• **Records for the task**:
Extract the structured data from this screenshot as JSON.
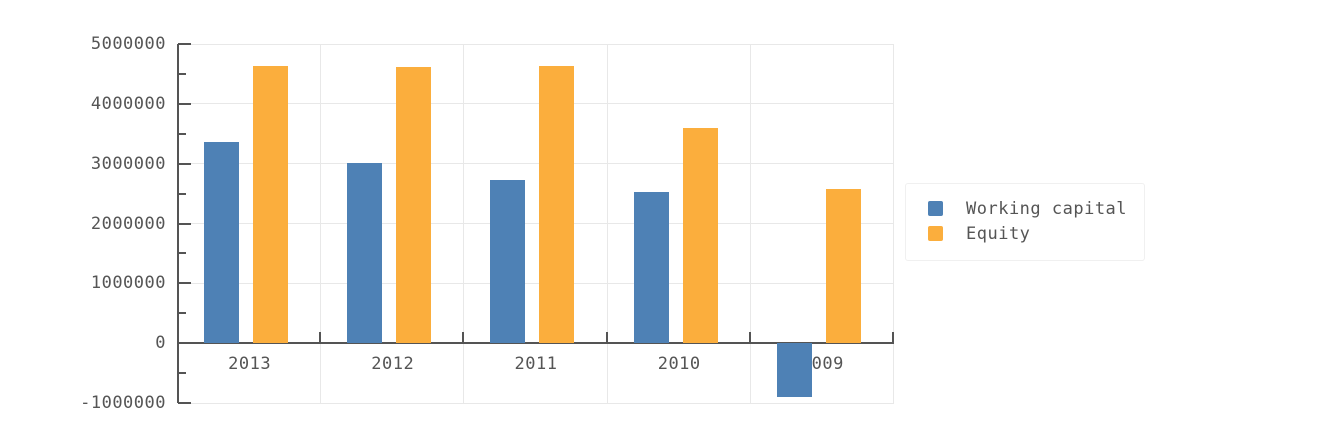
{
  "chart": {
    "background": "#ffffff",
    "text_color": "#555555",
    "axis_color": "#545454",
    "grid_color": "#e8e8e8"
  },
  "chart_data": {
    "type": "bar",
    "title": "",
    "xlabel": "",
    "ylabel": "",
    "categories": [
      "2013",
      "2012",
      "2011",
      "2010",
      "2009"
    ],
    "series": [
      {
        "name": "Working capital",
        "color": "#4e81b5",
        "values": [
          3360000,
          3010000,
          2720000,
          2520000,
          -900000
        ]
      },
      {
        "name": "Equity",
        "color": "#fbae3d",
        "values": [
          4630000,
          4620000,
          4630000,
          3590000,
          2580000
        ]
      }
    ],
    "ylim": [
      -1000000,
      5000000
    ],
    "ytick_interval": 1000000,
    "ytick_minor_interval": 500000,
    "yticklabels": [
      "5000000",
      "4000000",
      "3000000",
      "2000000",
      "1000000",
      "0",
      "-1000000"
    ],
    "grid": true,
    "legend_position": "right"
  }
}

==

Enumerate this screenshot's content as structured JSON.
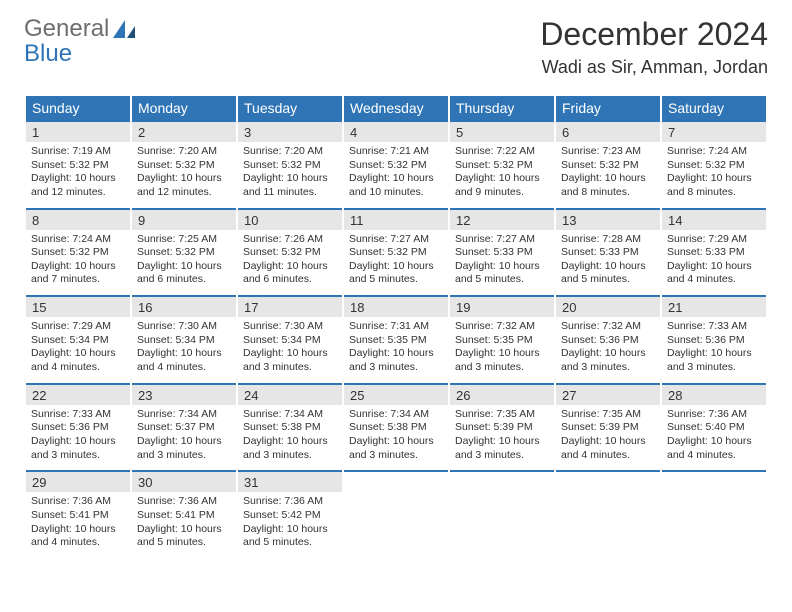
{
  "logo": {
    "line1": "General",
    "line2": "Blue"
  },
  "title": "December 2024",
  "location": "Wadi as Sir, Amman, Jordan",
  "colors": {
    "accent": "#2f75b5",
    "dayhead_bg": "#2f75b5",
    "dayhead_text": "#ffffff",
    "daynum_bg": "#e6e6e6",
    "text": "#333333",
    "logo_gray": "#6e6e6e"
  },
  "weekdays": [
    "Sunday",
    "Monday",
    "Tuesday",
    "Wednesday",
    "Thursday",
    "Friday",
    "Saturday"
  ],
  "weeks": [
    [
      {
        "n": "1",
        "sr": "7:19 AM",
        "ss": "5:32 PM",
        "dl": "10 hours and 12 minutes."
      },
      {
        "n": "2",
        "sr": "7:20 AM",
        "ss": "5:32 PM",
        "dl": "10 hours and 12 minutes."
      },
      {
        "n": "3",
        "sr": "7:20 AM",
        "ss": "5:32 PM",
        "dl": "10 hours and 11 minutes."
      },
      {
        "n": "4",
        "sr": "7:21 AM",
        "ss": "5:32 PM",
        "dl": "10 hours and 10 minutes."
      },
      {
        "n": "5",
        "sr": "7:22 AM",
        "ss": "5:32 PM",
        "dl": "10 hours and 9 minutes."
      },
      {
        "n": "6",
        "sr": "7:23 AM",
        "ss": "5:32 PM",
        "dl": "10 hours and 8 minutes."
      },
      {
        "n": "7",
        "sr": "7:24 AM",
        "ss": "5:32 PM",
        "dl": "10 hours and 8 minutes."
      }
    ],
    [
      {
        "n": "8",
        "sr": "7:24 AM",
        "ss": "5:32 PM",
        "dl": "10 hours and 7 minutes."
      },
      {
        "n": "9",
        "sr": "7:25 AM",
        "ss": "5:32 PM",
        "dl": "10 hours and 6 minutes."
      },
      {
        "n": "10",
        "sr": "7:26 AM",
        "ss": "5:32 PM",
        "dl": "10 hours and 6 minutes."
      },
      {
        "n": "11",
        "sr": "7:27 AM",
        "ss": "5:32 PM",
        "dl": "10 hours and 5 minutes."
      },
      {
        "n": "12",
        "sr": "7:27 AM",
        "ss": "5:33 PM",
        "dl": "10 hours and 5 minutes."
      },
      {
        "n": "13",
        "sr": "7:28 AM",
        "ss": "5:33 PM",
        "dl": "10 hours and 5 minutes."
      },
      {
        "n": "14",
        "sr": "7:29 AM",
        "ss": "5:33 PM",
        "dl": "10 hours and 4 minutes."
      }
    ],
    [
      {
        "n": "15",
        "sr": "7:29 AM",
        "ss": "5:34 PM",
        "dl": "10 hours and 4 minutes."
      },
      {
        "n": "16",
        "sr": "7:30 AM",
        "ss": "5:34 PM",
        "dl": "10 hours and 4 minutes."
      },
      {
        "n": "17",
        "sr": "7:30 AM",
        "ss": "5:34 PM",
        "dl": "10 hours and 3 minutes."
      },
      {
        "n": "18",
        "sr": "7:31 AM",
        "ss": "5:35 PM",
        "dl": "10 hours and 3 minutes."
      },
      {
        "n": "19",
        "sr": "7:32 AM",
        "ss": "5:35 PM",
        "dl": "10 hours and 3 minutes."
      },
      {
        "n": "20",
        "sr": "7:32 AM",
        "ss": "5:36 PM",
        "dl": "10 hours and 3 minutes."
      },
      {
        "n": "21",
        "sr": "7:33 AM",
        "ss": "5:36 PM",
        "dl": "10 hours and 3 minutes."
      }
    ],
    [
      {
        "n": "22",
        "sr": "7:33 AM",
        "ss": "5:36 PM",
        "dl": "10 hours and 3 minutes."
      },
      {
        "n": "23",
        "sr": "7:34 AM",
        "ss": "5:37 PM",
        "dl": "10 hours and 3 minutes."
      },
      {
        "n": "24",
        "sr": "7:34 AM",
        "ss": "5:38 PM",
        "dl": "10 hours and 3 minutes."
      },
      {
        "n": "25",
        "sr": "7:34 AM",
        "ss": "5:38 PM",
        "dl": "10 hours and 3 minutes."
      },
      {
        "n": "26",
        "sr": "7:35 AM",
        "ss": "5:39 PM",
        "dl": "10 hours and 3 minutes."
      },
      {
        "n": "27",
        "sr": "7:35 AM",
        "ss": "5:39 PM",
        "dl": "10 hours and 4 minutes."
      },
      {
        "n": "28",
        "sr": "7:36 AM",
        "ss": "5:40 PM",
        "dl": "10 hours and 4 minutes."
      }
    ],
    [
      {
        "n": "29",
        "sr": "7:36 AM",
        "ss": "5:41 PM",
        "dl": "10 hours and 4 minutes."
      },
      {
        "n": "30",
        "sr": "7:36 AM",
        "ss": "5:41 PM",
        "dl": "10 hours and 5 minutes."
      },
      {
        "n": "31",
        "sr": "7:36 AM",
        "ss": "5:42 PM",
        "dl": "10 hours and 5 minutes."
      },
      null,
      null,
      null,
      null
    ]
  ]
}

• **Exercise**:
State how many lines in the records above contain the word "screenshot", and give only that number.

• **Task solution**:
2